▸ TASKS TO COMPLETE
1 - List every country that the market report names as having a central bank that joined the Federal Reserve's action.
2 - Continue the market report on the March 16 sell-off from the point where it stops.

▸ TEXT SEGMENT
Published 16/03/2020, 22:38
© Reuters.

(Adds amount of market value lost in paragraph 4)
* U.S., European stocks tumble further into a bear market
* Fear indexes soar, precious metals plummet on Fed moves
* Trading halted for 15 minutes on Wall Street
* Crude oil slides to less than $30 a barrel
* Graphic: World FX rates in 2020 http://tmsnrt.rs/2egbfVh

By Herbert Lash and Marc Jones
NEW YORK/LONDON, March 16 (Reuters) - Markets reeled on
Monday, with stocks on Wall Street and the price of Brent crude
tumbling more than 10%, as the Federal Reserve's second
emergency rate cut in as many weeks failed to calm fears of a
coronavirus-induced recession.
Volatility gauges known as fear indexes spiked, with the
Euro STOXX 50 .V2TX in Europe surging almost 28% to an
all-time high while the CBOE Market Volatility index .VIX
soared 44% to a record close as stocks plunged further into
bear territory.
The sell-off gathered speed at the close on Wall Street,
with S&P 500 falling 12%, the Nasdaq a bit more and the Dow
industrials down almost 13% on the day.
Some $2.69 trillion in market value was wiped from the S&P
500 as it suffered its third-largest percentage decline. Over
the past 18 days the benchmark index has lost $8.28 trillion.
Even traditional safe havens cratered as fearful investors
decided cash is king.
Platinum XPT= dived nearly 27% to its weakest level since
2002, while gold fell more than 5% as investors unloaded
precious metals in exchange for cash as not enough buyers
sparked illiquidity, especially in the U.S. Treasury market.
The S&P 500 plunged 8% at the open to trigger an automatic
15-minute trading halt on the three main U.S. stock indexes,
marking the third emergency pause on Wall Street in six days.
U.S. stocks furthered their decline after trading resumed.
Investors worried that the Fed action, joined by central
banks in Japan, Australia, New Zealand and elsewhere, may be
insufficient for companies facing a sharp slide in demand. The
moves were reminiscent of the sweeping steps taken more than a
decade ago to staunch a meltdown of the global financial system.
Lower rates and increased asset purchases by the Fed will
help ease tight credit markets, but the U.S. government needs to
do more to address the impact of the coronavirus, said David
Joy, chief market strategist at Ameriprise Financial in Boston.
"The Fed did what it could; I'm not so quick to blame the
Fed," Joy said. "Investors are looking around hoping, praying,
that there will be a big fiscal package yet to come from
Washington - but getting nervous that it might not."

Dataset entries:
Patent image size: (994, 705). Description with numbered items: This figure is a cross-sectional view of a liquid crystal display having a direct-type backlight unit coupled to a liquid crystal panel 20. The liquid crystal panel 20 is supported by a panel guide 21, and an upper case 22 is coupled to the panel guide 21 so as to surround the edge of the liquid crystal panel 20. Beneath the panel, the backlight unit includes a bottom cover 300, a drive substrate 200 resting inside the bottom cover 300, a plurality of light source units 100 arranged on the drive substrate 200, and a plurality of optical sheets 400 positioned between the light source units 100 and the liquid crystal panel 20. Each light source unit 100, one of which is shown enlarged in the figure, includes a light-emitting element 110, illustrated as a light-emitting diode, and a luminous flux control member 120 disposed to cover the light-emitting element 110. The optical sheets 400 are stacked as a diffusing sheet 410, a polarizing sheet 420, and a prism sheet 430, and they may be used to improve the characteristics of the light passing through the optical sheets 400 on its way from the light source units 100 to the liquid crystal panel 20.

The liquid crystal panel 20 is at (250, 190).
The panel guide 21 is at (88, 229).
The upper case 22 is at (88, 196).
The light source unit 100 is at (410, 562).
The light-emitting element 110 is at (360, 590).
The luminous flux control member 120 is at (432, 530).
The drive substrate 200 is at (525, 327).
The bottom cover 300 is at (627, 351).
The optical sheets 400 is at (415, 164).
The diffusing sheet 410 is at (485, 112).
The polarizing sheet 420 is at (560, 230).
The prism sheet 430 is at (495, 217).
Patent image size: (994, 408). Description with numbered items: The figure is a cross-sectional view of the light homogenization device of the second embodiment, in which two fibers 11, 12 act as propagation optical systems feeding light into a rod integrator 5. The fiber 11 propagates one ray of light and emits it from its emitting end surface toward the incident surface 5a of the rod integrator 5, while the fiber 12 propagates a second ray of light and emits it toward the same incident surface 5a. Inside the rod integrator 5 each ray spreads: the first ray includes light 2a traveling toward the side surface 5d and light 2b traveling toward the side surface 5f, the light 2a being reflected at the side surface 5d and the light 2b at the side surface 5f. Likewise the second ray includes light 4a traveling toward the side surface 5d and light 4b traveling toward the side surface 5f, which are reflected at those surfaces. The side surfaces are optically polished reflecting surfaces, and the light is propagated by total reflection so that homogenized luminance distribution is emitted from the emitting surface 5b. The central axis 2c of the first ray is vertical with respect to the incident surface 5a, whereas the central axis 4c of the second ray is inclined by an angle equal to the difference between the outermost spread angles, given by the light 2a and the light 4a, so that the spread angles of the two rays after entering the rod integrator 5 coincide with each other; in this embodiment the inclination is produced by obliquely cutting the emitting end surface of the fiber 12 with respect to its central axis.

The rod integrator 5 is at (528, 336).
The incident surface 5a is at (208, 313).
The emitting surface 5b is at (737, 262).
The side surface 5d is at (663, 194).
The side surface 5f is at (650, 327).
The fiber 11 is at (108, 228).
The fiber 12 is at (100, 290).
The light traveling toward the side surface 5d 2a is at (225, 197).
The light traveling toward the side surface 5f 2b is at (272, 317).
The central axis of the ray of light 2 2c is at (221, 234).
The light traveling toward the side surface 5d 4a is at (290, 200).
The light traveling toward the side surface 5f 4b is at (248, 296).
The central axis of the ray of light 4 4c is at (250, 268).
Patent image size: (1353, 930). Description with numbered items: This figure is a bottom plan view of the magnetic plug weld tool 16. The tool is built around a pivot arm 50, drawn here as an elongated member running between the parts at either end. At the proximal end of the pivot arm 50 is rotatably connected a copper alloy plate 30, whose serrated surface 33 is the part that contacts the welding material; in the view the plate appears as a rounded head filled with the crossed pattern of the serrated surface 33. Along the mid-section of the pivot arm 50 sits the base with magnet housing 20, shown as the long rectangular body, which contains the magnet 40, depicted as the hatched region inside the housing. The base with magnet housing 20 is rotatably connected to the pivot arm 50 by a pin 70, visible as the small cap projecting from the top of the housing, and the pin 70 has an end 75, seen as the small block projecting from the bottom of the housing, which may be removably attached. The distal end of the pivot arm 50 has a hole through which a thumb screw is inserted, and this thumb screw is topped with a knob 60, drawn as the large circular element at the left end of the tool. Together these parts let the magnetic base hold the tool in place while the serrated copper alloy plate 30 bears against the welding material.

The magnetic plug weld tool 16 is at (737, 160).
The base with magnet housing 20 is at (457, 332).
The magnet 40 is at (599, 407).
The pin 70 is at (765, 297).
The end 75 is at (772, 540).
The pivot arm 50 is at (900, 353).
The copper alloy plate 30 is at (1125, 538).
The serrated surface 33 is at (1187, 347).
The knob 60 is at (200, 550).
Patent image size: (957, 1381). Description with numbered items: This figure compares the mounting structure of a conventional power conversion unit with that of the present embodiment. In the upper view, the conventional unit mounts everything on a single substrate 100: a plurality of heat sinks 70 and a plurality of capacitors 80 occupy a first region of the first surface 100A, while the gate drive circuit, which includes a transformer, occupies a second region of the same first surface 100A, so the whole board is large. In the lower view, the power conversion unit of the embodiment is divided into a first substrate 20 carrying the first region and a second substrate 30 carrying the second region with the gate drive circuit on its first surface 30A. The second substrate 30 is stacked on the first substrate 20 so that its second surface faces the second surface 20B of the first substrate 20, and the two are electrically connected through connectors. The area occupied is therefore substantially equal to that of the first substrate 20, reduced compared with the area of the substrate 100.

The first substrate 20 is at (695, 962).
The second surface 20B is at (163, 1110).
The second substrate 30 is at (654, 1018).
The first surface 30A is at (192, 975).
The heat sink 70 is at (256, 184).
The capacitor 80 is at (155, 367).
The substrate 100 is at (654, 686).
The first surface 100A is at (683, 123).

▸ ANSWERS FOR THE TASKS
1 - Japan, Australia, New Zealand

2 -
The New York Fed said it would offer an additional $500
billion in support to overnight lending markets, introducing the
latest round of essentially unlimited loans meant to keep cash
flowing through increasingly tight credit markets. The U.S. Senate is under pressure to pass stimulus spending
after the House of Representatives last week approved a
multibillion-dollar bill.
U.S. President Donald Trump issued new guidelines to help
fight the coronavirus, including a recommendation that people
avoid social gatherings of more than 10 people, discretionary
travel, and going to bars, restaurants and food courts.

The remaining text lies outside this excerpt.